§ Aim: Rename "favorite-star-button" to "bookmark-star-button" throughout the rows below, and write the lines out again with nothing else altered. Leave the pictures out of your answer.

(Spatial layout entries)
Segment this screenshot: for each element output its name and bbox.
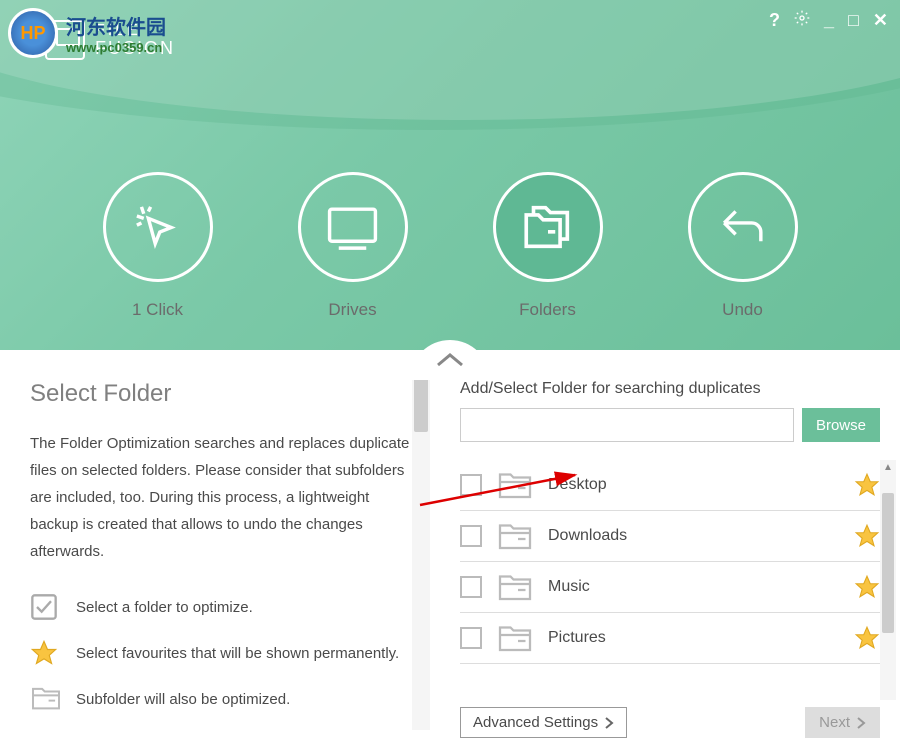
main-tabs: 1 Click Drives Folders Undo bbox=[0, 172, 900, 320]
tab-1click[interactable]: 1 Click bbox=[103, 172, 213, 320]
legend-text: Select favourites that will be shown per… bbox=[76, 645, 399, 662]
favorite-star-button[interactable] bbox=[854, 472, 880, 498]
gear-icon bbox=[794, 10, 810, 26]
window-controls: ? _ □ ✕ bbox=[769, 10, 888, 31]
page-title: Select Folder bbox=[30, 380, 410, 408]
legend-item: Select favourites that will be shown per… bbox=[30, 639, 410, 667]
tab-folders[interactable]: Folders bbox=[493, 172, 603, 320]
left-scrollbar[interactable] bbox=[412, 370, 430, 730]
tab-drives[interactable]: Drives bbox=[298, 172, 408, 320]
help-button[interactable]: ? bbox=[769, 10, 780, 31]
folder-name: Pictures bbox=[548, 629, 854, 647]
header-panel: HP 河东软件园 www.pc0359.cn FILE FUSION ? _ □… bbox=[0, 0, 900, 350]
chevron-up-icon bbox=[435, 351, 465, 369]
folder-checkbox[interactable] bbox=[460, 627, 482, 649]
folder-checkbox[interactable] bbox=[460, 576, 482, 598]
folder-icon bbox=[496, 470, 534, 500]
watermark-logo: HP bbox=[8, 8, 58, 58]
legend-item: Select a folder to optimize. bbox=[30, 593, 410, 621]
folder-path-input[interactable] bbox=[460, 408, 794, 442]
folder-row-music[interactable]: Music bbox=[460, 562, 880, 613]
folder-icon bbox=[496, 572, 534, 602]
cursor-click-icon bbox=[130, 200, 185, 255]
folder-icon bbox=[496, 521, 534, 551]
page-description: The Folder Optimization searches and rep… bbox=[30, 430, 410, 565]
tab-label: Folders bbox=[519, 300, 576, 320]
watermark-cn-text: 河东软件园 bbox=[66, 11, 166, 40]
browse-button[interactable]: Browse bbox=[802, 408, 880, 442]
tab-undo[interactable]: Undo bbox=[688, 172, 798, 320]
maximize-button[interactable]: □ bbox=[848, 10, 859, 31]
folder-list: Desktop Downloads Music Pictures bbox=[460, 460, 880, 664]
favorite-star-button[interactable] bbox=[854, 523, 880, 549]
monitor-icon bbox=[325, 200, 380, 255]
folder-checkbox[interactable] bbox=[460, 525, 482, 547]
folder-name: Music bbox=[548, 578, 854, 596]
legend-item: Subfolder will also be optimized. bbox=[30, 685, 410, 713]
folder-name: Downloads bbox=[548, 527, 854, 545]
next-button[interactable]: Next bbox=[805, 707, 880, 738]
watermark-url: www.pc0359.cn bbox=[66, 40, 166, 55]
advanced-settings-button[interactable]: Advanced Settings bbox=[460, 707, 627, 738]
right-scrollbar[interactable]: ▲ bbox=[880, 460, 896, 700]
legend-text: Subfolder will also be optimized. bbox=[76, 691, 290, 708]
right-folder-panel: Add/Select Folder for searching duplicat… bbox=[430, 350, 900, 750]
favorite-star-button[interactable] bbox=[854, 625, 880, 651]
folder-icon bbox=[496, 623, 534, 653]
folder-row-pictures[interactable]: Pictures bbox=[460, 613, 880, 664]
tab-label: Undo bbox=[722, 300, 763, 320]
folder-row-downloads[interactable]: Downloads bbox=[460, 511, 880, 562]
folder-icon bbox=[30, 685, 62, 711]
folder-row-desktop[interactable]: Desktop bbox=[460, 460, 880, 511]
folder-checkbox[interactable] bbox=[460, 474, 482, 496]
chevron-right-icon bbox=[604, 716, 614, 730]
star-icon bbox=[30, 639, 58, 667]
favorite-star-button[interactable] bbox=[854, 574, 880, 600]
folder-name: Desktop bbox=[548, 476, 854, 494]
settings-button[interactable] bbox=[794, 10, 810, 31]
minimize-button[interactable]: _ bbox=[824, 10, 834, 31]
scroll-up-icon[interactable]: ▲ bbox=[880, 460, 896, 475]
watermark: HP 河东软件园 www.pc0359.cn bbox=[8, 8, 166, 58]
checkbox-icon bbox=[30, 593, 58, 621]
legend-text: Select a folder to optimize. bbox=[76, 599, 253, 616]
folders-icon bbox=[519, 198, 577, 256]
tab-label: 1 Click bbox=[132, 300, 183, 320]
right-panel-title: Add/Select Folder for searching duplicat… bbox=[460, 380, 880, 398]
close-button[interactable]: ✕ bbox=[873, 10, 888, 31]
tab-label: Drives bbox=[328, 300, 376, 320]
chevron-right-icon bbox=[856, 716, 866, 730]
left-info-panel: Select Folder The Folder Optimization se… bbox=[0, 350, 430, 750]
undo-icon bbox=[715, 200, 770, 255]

§ Response:
Segment this screenshot: for each element output its name and bbox.
main-tabs: 1 Click Drives Folders Undo bbox=[0, 172, 900, 320]
tab-1click[interactable]: 1 Click bbox=[103, 172, 213, 320]
legend-text: Select favourites that will be shown per… bbox=[76, 645, 399, 662]
bookmark-star-button[interactable] bbox=[854, 472, 880, 498]
gear-icon bbox=[794, 10, 810, 26]
window-controls: ? _ □ ✕ bbox=[769, 10, 888, 31]
page-title: Select Folder bbox=[30, 380, 410, 408]
legend-item: Select favourites that will be shown per… bbox=[30, 639, 410, 667]
tab-folders[interactable]: Folders bbox=[493, 172, 603, 320]
left-scrollbar[interactable] bbox=[412, 370, 430, 730]
tab-drives[interactable]: Drives bbox=[298, 172, 408, 320]
help-button[interactable]: ? bbox=[769, 10, 780, 31]
folder-name: Pictures bbox=[548, 629, 854, 647]
header-panel: HP 河东软件园 www.pc0359.cn FILE FUSION ? _ □… bbox=[0, 0, 900, 350]
chevron-up-icon bbox=[435, 351, 465, 369]
folder-checkbox[interactable] bbox=[460, 627, 482, 649]
folder-checkbox[interactable] bbox=[460, 576, 482, 598]
folder-icon bbox=[496, 470, 534, 500]
watermark-logo: HP bbox=[8, 8, 58, 58]
legend-item: Select a folder to optimize. bbox=[30, 593, 410, 621]
folder-path-input[interactable] bbox=[460, 408, 794, 442]
folder-row-music[interactable]: Music bbox=[460, 562, 880, 613]
folder-icon bbox=[496, 572, 534, 602]
cursor-click-icon bbox=[130, 200, 185, 255]
folder-icon bbox=[496, 521, 534, 551]
page-description: The Folder Optimization searches and rep… bbox=[30, 430, 410, 565]
tab-label: Folders bbox=[519, 300, 576, 320]
watermark-cn-text: 河东软件园 bbox=[66, 11, 166, 40]
browse-button[interactable]: Browse bbox=[802, 408, 880, 442]
tab-undo[interactable]: Undo bbox=[688, 172, 798, 320]
maximize-button[interactable]: □ bbox=[848, 10, 859, 31]
folder-list: Desktop Downloads Music Pictures bbox=[460, 460, 880, 664]
bookmark-star-button[interactable] bbox=[854, 523, 880, 549]
monitor-icon bbox=[325, 200, 380, 255]
folder-checkbox[interactable] bbox=[460, 525, 482, 547]
folder-name: Music bbox=[548, 578, 854, 596]
legend-item: Subfolder will also be optimized. bbox=[30, 685, 410, 713]
folder-name: Downloads bbox=[548, 527, 854, 545]
next-button[interactable]: Next bbox=[805, 707, 880, 738]
watermark-url: www.pc0359.cn bbox=[66, 40, 166, 55]
advanced-settings-button[interactable]: Advanced Settings bbox=[460, 707, 627, 738]
right-scrollbar[interactable]: ▲ bbox=[880, 460, 896, 700]
legend-text: Subfolder will also be optimized. bbox=[76, 691, 290, 708]
right-folder-panel: Add/Select Folder for searching duplicat… bbox=[430, 350, 900, 750]
bookmark-star-button[interactable] bbox=[854, 625, 880, 651]
folder-icon bbox=[496, 623, 534, 653]
folder-row-pictures[interactable]: Pictures bbox=[460, 613, 880, 664]
tab-label: Undo bbox=[722, 300, 763, 320]
folder-row-downloads[interactable]: Downloads bbox=[460, 511, 880, 562]
folder-icon bbox=[30, 685, 62, 711]
folder-row-desktop[interactable]: Desktop bbox=[460, 460, 880, 511]
folder-checkbox[interactable] bbox=[460, 474, 482, 496]
chevron-right-icon bbox=[604, 716, 614, 730]
star-icon bbox=[30, 639, 58, 667]
bookmark-star-button[interactable] bbox=[854, 574, 880, 600]
folder-name: Desktop bbox=[548, 476, 854, 494]
settings-button[interactable] bbox=[794, 10, 810, 31]
minimize-button[interactable]: _ bbox=[824, 10, 834, 31]
scroll-up-icon[interactable]: ▲ bbox=[880, 460, 896, 475]
watermark: HP 河东软件园 www.pc0359.cn bbox=[8, 8, 166, 58]
checkbox-icon bbox=[30, 593, 58, 621]
legend-text: Select a folder to optimize. bbox=[76, 599, 253, 616]
folders-icon bbox=[519, 198, 577, 256]
tab-label: 1 Click bbox=[132, 300, 183, 320]
right-panel-title: Add/Select Folder for searching duplicat… bbox=[460, 380, 880, 398]
close-button[interactable]: ✕ bbox=[873, 10, 888, 31]
tab-label: Drives bbox=[328, 300, 376, 320]
chevron-right-icon bbox=[856, 716, 866, 730]
left-info-panel: Select Folder The Folder Optimization se… bbox=[0, 350, 430, 750]
undo-icon bbox=[715, 200, 770, 255]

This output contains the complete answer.